Extract every row below that contains the string "legend", matching case exactly.

Start of DATA

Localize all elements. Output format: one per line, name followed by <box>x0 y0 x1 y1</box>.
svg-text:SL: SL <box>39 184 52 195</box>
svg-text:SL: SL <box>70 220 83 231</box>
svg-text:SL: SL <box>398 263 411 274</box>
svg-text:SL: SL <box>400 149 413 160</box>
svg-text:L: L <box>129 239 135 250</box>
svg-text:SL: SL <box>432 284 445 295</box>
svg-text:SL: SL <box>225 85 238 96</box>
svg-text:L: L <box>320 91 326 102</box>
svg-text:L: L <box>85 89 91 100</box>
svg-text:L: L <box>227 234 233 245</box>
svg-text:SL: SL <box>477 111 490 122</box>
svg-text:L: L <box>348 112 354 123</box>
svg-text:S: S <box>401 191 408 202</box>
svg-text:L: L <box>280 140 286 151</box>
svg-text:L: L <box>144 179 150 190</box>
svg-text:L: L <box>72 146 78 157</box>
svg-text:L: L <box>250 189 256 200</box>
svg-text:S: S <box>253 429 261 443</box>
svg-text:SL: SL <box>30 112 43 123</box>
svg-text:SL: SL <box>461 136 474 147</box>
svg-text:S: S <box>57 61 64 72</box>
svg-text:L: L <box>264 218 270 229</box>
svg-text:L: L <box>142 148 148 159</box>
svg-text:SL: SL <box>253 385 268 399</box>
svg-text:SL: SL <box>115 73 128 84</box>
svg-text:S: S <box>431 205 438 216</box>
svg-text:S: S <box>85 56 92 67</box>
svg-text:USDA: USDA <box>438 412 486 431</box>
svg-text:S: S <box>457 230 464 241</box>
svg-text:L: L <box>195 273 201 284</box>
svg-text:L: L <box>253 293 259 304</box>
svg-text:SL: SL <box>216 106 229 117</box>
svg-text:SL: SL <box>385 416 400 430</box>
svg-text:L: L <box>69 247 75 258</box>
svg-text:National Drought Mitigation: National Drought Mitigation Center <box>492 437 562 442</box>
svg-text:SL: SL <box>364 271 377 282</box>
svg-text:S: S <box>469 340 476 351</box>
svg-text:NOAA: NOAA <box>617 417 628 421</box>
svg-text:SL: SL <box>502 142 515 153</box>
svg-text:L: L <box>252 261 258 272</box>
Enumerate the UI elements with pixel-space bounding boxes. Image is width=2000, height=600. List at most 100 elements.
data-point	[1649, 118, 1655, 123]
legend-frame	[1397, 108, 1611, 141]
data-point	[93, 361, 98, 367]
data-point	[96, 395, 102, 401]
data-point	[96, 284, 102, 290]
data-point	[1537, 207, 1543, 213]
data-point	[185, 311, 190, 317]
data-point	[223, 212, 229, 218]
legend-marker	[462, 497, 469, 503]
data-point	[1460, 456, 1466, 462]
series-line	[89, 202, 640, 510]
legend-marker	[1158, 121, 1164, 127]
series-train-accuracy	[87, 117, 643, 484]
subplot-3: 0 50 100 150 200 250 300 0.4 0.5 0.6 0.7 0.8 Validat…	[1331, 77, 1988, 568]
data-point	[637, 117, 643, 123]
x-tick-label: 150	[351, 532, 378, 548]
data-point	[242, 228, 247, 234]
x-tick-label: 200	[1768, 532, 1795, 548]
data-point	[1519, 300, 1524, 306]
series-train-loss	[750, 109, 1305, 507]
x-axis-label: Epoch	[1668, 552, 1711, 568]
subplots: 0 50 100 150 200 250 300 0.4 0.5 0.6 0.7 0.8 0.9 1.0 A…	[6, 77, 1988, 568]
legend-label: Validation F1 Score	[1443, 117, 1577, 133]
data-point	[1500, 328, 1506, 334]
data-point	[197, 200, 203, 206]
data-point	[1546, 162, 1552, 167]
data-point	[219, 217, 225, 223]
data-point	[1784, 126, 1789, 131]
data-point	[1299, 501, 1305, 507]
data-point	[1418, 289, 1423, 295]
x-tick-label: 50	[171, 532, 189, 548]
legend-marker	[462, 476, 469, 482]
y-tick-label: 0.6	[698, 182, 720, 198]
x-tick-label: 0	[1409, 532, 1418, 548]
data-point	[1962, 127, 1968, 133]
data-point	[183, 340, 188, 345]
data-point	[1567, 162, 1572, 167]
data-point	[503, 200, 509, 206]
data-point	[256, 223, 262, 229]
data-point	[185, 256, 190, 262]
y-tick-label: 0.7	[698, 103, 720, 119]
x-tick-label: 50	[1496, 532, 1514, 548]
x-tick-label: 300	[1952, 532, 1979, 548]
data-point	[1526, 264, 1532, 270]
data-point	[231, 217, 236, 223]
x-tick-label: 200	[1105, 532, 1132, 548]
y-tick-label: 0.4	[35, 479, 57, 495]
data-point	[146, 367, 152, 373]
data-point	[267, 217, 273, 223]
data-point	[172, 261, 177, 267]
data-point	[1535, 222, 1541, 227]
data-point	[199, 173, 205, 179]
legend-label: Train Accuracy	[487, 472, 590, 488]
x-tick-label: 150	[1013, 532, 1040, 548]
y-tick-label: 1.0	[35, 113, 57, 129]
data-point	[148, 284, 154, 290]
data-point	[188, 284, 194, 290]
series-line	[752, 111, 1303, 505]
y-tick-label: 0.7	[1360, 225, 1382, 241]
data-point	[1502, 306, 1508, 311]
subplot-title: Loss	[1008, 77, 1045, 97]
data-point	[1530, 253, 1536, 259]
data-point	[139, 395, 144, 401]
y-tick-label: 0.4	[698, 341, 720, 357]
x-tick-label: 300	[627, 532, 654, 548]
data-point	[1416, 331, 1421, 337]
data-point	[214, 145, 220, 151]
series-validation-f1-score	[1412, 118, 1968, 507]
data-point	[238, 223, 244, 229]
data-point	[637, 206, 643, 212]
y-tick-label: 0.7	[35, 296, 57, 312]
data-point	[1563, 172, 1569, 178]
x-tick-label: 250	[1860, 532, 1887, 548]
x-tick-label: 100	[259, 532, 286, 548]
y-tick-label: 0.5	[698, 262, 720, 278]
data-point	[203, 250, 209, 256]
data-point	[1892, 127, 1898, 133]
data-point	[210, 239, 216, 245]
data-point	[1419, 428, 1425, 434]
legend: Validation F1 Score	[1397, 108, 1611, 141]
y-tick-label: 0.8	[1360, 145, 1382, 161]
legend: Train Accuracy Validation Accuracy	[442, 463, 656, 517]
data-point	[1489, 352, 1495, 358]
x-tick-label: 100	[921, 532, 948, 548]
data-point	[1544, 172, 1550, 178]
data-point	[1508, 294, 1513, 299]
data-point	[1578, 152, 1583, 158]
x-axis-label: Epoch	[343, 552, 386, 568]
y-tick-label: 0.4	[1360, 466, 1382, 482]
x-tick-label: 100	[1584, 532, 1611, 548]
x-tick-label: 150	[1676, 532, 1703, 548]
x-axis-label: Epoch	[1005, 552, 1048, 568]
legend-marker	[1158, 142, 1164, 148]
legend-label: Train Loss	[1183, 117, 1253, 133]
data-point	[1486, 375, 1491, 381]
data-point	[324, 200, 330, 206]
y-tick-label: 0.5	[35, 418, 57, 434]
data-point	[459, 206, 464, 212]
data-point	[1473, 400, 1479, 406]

End of DATA

• REPLY
legend-frame	[1397, 108, 1611, 141]
legend-marker	[462, 497, 469, 503]
legend-marker	[1158, 121, 1164, 127]
legend-label: Validation F1 Score	[1443, 117, 1577, 133]
legend-marker	[462, 476, 469, 482]
legend-label: Train Accuracy	[487, 472, 590, 488]
legend: Validation F1 Score	[1397, 108, 1611, 141]
legend: Train Accuracy Validation Accuracy	[442, 463, 656, 517]
legend-marker	[1158, 142, 1164, 148]
legend-label: Train Loss	[1183, 117, 1253, 133]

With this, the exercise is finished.